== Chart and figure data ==
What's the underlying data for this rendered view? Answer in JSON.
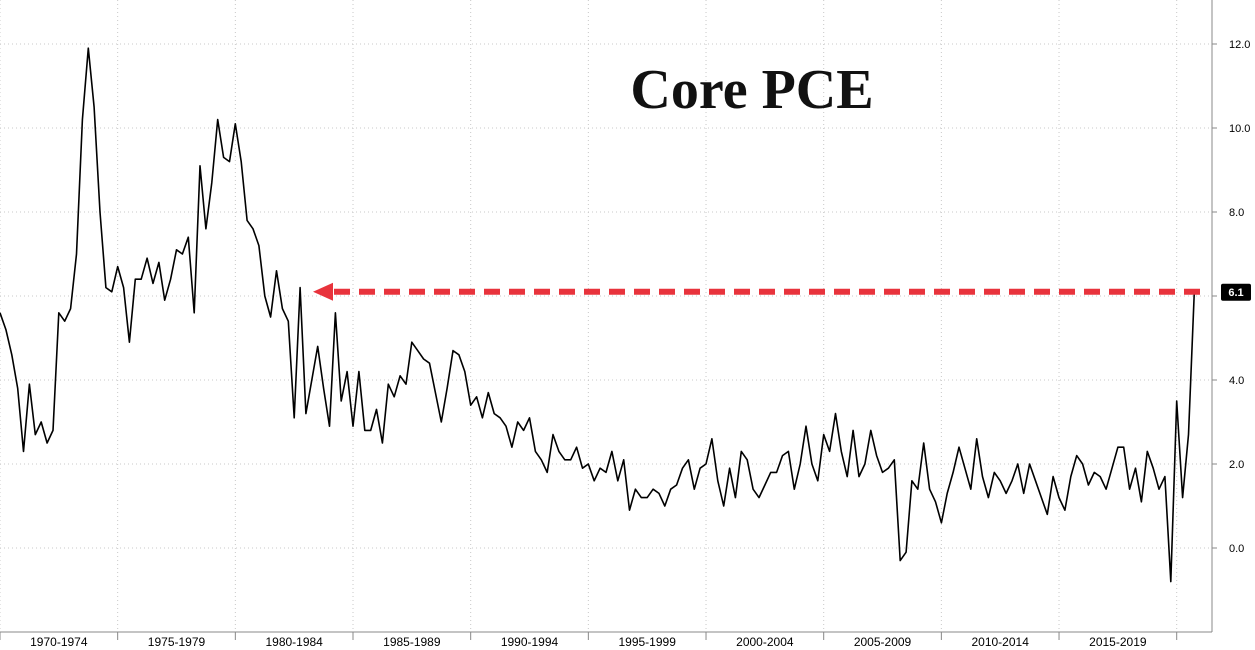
{
  "chart_data": {
    "type": "line",
    "title": "Core PCE",
    "xlabel": "",
    "ylabel": "",
    "ylim": [
      -2,
      13
    ],
    "xlim": [
      1970,
      2021.5
    ],
    "y_ticks": [
      0,
      2,
      4,
      6,
      8,
      10,
      12
    ],
    "y_tick_labels": [
      "0.0",
      "2.0",
      "4.0",
      "6.0",
      "8.0",
      "10.0",
      "12.0"
    ],
    "x_period_labels": [
      "1970-1974",
      "1975-1979",
      "1980-1984",
      "1985-1989",
      "1990-1994",
      "1995-1999",
      "2000-2004",
      "2005-2009",
      "2010-2014",
      "2015-2019"
    ],
    "grid": true,
    "last_value": 6.1,
    "last_value_label": "6.1",
    "annotation": "dashed arrow at the latest reading (6.1) pointing back to the last comparable level",
    "series": [
      {
        "values": [
          [
            1970.0,
            5.6
          ],
          [
            1970.25,
            5.2
          ],
          [
            1970.5,
            4.6
          ],
          [
            1970.75,
            3.8
          ],
          [
            1971.0,
            2.3
          ],
          [
            1971.25,
            3.9
          ],
          [
            1971.5,
            2.7
          ],
          [
            1971.75,
            3.0
          ],
          [
            1972.0,
            2.5
          ],
          [
            1972.25,
            2.8
          ],
          [
            1972.5,
            5.6
          ],
          [
            1972.75,
            5.4
          ],
          [
            1973.0,
            5.7
          ],
          [
            1973.25,
            7.0
          ],
          [
            1973.5,
            10.2
          ],
          [
            1973.75,
            11.9
          ],
          [
            1974.0,
            10.5
          ],
          [
            1974.25,
            8.0
          ],
          [
            1974.5,
            6.2
          ],
          [
            1974.75,
            6.1
          ],
          [
            1975.0,
            6.7
          ],
          [
            1975.25,
            6.2
          ],
          [
            1975.5,
            4.9
          ],
          [
            1975.75,
            6.4
          ],
          [
            1976.0,
            6.4
          ],
          [
            1976.25,
            6.9
          ],
          [
            1976.5,
            6.3
          ],
          [
            1976.75,
            6.8
          ],
          [
            1977.0,
            5.9
          ],
          [
            1977.25,
            6.4
          ],
          [
            1977.5,
            7.1
          ],
          [
            1977.75,
            7.0
          ],
          [
            1978.0,
            7.4
          ],
          [
            1978.25,
            5.6
          ],
          [
            1978.5,
            9.1
          ],
          [
            1978.75,
            7.6
          ],
          [
            1979.0,
            8.7
          ],
          [
            1979.25,
            10.2
          ],
          [
            1979.5,
            9.3
          ],
          [
            1979.75,
            9.2
          ],
          [
            1980.0,
            10.1
          ],
          [
            1980.25,
            9.2
          ],
          [
            1980.5,
            7.8
          ],
          [
            1980.75,
            7.6
          ],
          [
            1981.0,
            7.2
          ],
          [
            1981.25,
            6.0
          ],
          [
            1981.5,
            5.5
          ],
          [
            1981.75,
            6.6
          ],
          [
            1982.0,
            5.7
          ],
          [
            1982.25,
            5.4
          ],
          [
            1982.5,
            3.1
          ],
          [
            1982.75,
            6.2
          ],
          [
            1983.0,
            3.2
          ],
          [
            1983.25,
            4.0
          ],
          [
            1983.5,
            4.8
          ],
          [
            1983.75,
            3.8
          ],
          [
            1984.0,
            2.9
          ],
          [
            1984.25,
            5.6
          ],
          [
            1984.5,
            3.5
          ],
          [
            1984.75,
            4.2
          ],
          [
            1985.0,
            2.9
          ],
          [
            1985.25,
            4.2
          ],
          [
            1985.5,
            2.8
          ],
          [
            1985.75,
            2.8
          ],
          [
            1986.0,
            3.3
          ],
          [
            1986.25,
            2.5
          ],
          [
            1986.5,
            3.9
          ],
          [
            1986.75,
            3.6
          ],
          [
            1987.0,
            4.1
          ],
          [
            1987.25,
            3.9
          ],
          [
            1987.5,
            4.9
          ],
          [
            1987.75,
            4.7
          ],
          [
            1988.0,
            4.5
          ],
          [
            1988.25,
            4.4
          ],
          [
            1988.5,
            3.7
          ],
          [
            1988.75,
            3.0
          ],
          [
            1989.0,
            3.8
          ],
          [
            1989.25,
            4.7
          ],
          [
            1989.5,
            4.6
          ],
          [
            1989.75,
            4.2
          ],
          [
            1990.0,
            3.4
          ],
          [
            1990.25,
            3.6
          ],
          [
            1990.5,
            3.1
          ],
          [
            1990.75,
            3.7
          ],
          [
            1991.0,
            3.2
          ],
          [
            1991.25,
            3.1
          ],
          [
            1991.5,
            2.9
          ],
          [
            1991.75,
            2.4
          ],
          [
            1992.0,
            3.0
          ],
          [
            1992.25,
            2.8
          ],
          [
            1992.5,
            3.1
          ],
          [
            1992.75,
            2.3
          ],
          [
            1993.0,
            2.1
          ],
          [
            1993.25,
            1.8
          ],
          [
            1993.5,
            2.7
          ],
          [
            1993.75,
            2.3
          ],
          [
            1994.0,
            2.1
          ],
          [
            1994.25,
            2.1
          ],
          [
            1994.5,
            2.4
          ],
          [
            1994.75,
            1.9
          ],
          [
            1995.0,
            2.0
          ],
          [
            1995.25,
            1.6
          ],
          [
            1995.5,
            1.9
          ],
          [
            1995.75,
            1.8
          ],
          [
            1996.0,
            2.3
          ],
          [
            1996.25,
            1.6
          ],
          [
            1996.5,
            2.1
          ],
          [
            1996.75,
            0.9
          ],
          [
            1997.0,
            1.4
          ],
          [
            1997.25,
            1.2
          ],
          [
            1997.5,
            1.2
          ],
          [
            1997.75,
            1.4
          ],
          [
            1998.0,
            1.3
          ],
          [
            1998.25,
            1.0
          ],
          [
            1998.5,
            1.4
          ],
          [
            1998.75,
            1.5
          ],
          [
            1999.0,
            1.9
          ],
          [
            1999.25,
            2.1
          ],
          [
            1999.5,
            1.4
          ],
          [
            1999.75,
            1.9
          ],
          [
            2000.0,
            2.0
          ],
          [
            2000.25,
            2.6
          ],
          [
            2000.5,
            1.6
          ],
          [
            2000.75,
            1.0
          ],
          [
            2001.0,
            1.9
          ],
          [
            2001.25,
            1.2
          ],
          [
            2001.5,
            2.3
          ],
          [
            2001.75,
            2.1
          ],
          [
            2002.0,
            1.4
          ],
          [
            2002.25,
            1.2
          ],
          [
            2002.5,
            1.5
          ],
          [
            2002.75,
            1.8
          ],
          [
            2003.0,
            1.8
          ],
          [
            2003.25,
            2.2
          ],
          [
            2003.5,
            2.3
          ],
          [
            2003.75,
            1.4
          ],
          [
            2004.0,
            2.0
          ],
          [
            2004.25,
            2.9
          ],
          [
            2004.5,
            2.0
          ],
          [
            2004.75,
            1.6
          ],
          [
            2005.0,
            2.7
          ],
          [
            2005.25,
            2.3
          ],
          [
            2005.5,
            3.2
          ],
          [
            2005.75,
            2.3
          ],
          [
            2006.0,
            1.7
          ],
          [
            2006.25,
            2.8
          ],
          [
            2006.5,
            1.7
          ],
          [
            2006.75,
            2.0
          ],
          [
            2007.0,
            2.8
          ],
          [
            2007.25,
            2.2
          ],
          [
            2007.5,
            1.8
          ],
          [
            2007.75,
            1.9
          ],
          [
            2008.0,
            2.1
          ],
          [
            2008.25,
            -0.3
          ],
          [
            2008.5,
            -0.1
          ],
          [
            2008.75,
            1.6
          ],
          [
            2009.0,
            1.4
          ],
          [
            2009.25,
            2.5
          ],
          [
            2009.5,
            1.4
          ],
          [
            2009.75,
            1.1
          ],
          [
            2010.0,
            0.6
          ],
          [
            2010.25,
            1.3
          ],
          [
            2010.5,
            1.8
          ],
          [
            2010.75,
            2.4
          ],
          [
            2011.0,
            1.9
          ],
          [
            2011.25,
            1.4
          ],
          [
            2011.5,
            2.6
          ],
          [
            2011.75,
            1.7
          ],
          [
            2012.0,
            1.2
          ],
          [
            2012.25,
            1.8
          ],
          [
            2012.5,
            1.6
          ],
          [
            2012.75,
            1.3
          ],
          [
            2013.0,
            1.6
          ],
          [
            2013.25,
            2.0
          ],
          [
            2013.5,
            1.3
          ],
          [
            2013.75,
            2.0
          ],
          [
            2014.0,
            1.6
          ],
          [
            2014.25,
            1.2
          ],
          [
            2014.5,
            0.8
          ],
          [
            2014.75,
            1.7
          ],
          [
            2015.0,
            1.2
          ],
          [
            2015.25,
            0.9
          ],
          [
            2015.5,
            1.7
          ],
          [
            2015.75,
            2.2
          ],
          [
            2016.0,
            2.0
          ],
          [
            2016.25,
            1.5
          ],
          [
            2016.5,
            1.8
          ],
          [
            2016.75,
            1.7
          ],
          [
            2017.0,
            1.4
          ],
          [
            2017.25,
            1.9
          ],
          [
            2017.5,
            2.4
          ],
          [
            2017.75,
            2.4
          ],
          [
            2018.0,
            1.4
          ],
          [
            2018.25,
            1.9
          ],
          [
            2018.5,
            1.1
          ],
          [
            2018.75,
            2.3
          ],
          [
            2019.0,
            1.9
          ],
          [
            2019.25,
            1.4
          ],
          [
            2019.5,
            1.7
          ],
          [
            2019.75,
            -0.8
          ],
          [
            2020.0,
            3.5
          ],
          [
            2020.25,
            1.2
          ],
          [
            2020.5,
            2.7
          ],
          [
            2020.75,
            6.1
          ]
        ]
      }
    ]
  },
  "colors": {
    "line": "#000000",
    "arrow": "#e8333c",
    "grid": "#c8c8c8",
    "axis": "#888888",
    "label_box": "#000000"
  }
}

== TASK OBJECTIVE ==
Within the listing above, find every line containing the string "arrow" and return it.

== OUTPUT OF THE EXERCISE ==
    "annotation": "dashed arrow at the latest reading (6.1) pointing back to the last comparable level",
    "arrow": "#e8333c",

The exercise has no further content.